Mais províncias é a solução?

O governo de Angola anunciou recentemente o seu plano de implementar uma nova Divisão Político-Administrativa (DPA) que no limite acrescentará 6 novas províncias ao mapa de Angola por via da redefinição das fronteiras de 5 províncias que partilham fronteiras com países vizinhos: Malange, Uíge, Lunda-Norte, Moxico e Kuando-Kubango.

Os promotores desta iniciativa defendem que foram movidos pelo objectivo de promover o “desenvolvimento equilibrado do território nacional, de combate às assimetrias, da aproximação e da prestação de serviços públicos com maior eficiência assim como de ocupação integral do território nacional”.

Quando estamos à uma ano de eleições gerais e sem notícias sobre as prometidas eleições autárquicas, a iniciativa parece incompreensível e inoportuna, mesmo sem entrarmos nos eventuais méritos da mesma.

Na defesa desta iniciativa, a nós apresentada como de origem presidencial, o governo fez sair um vídeo que indica que a dimensão de algumas províncias e o facto de partilharem fronteiras com outros países foi um dos motivos da sua integração na “lista”, sendo que a Lunda-Sul foi excluída apesar de aparentemente cumprir com estes critérios. Mas a inconsistência do racional não termina aí.

Proximidade

A mim choca que em 2021 o Presidente da República entende que a solução para aproximar a governação dos cidadãos é reduzir a dimensão das províncias. Aparentemente o modelo de governação centralizado e sem participação dos governados na escolha de quem os governa não tem qualquer relação com ineficiência da governação provincial, pelo que deduzi das explicações dos autores desta medida aumentando o número de províncias, mantendo tudo o resto constante, a governação melhora.

Aparentemente, criando mais províncias, ainda que mantendo o nosso modelo anacrónico de governação local, mais facilmente será resolvido o défice de infra-estuturas que afasta as províncias uma das outras e limita grandemente o potencial de criação de riqueza.

Dimensão e demografia

A extensão territorial com comparações ao território de Portugal, tal como era feito na era colonial por outros motivos, foi um recurso comum no vídeo que assisti sobre a nova DPA em fase de auscultação pública. Curiosamente pouco é dito sobre a geografia e demografia destas regiões numa linha comunicativa que fala muito num registo semelhante ao que levou à Conferência de Berlim no final do século XIX.

O nosso governo dá a entender que para um país com mais de 1,2 milhões de km2 18 províncias é pouco porque algumas delas são comparáveis à área total de Portugal. Contudo, nada foi dito sobre a África do Sul que tem praticamente a mesma área que Angola (1.219.090 km2) e tem o território dividido em apenas 9 províncias, num país federalizado com três capitais e com mais 15 milhões de habitantes que Angola.

+++

Instrução: Enumere as províncias cujas fronteiras seriam redefinidas, segundo o texto sobre a nova Divisão Político-Administrativa de Angola.

Excerto de dados:

+++

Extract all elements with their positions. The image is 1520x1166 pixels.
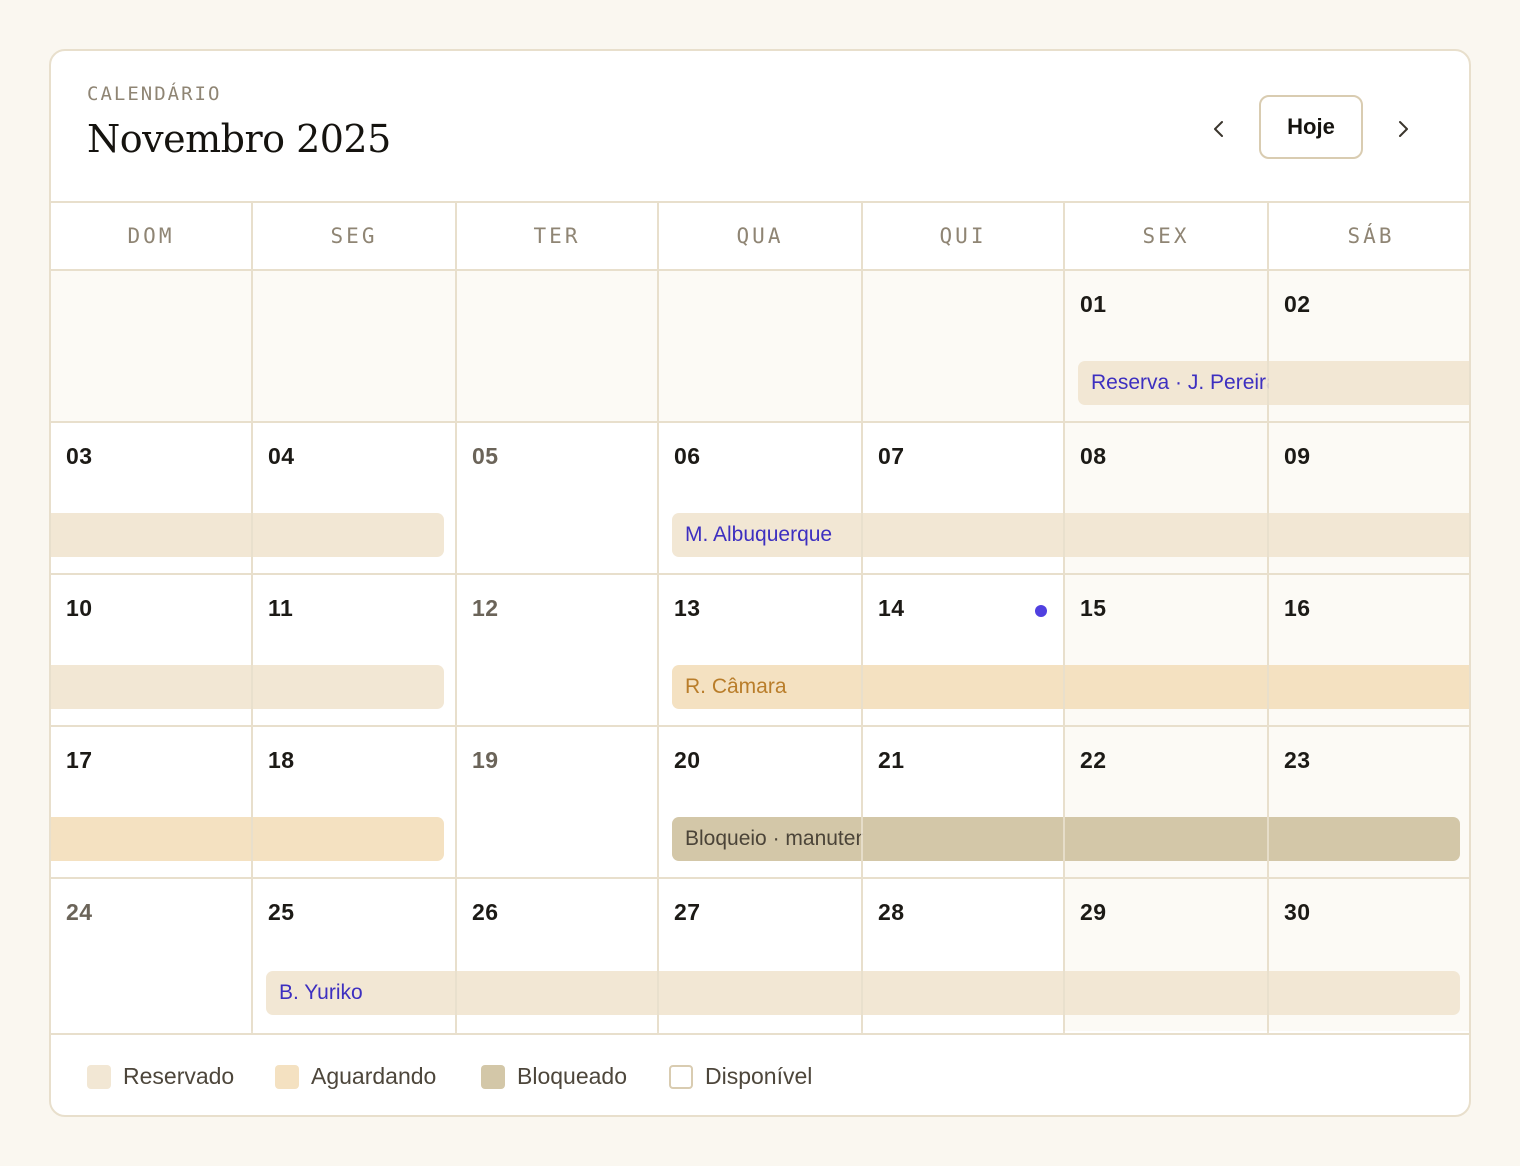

+++

Resultado do exercício: Malange, Uíge, Lunda-Norte, Moxico e Kuando-Kubango.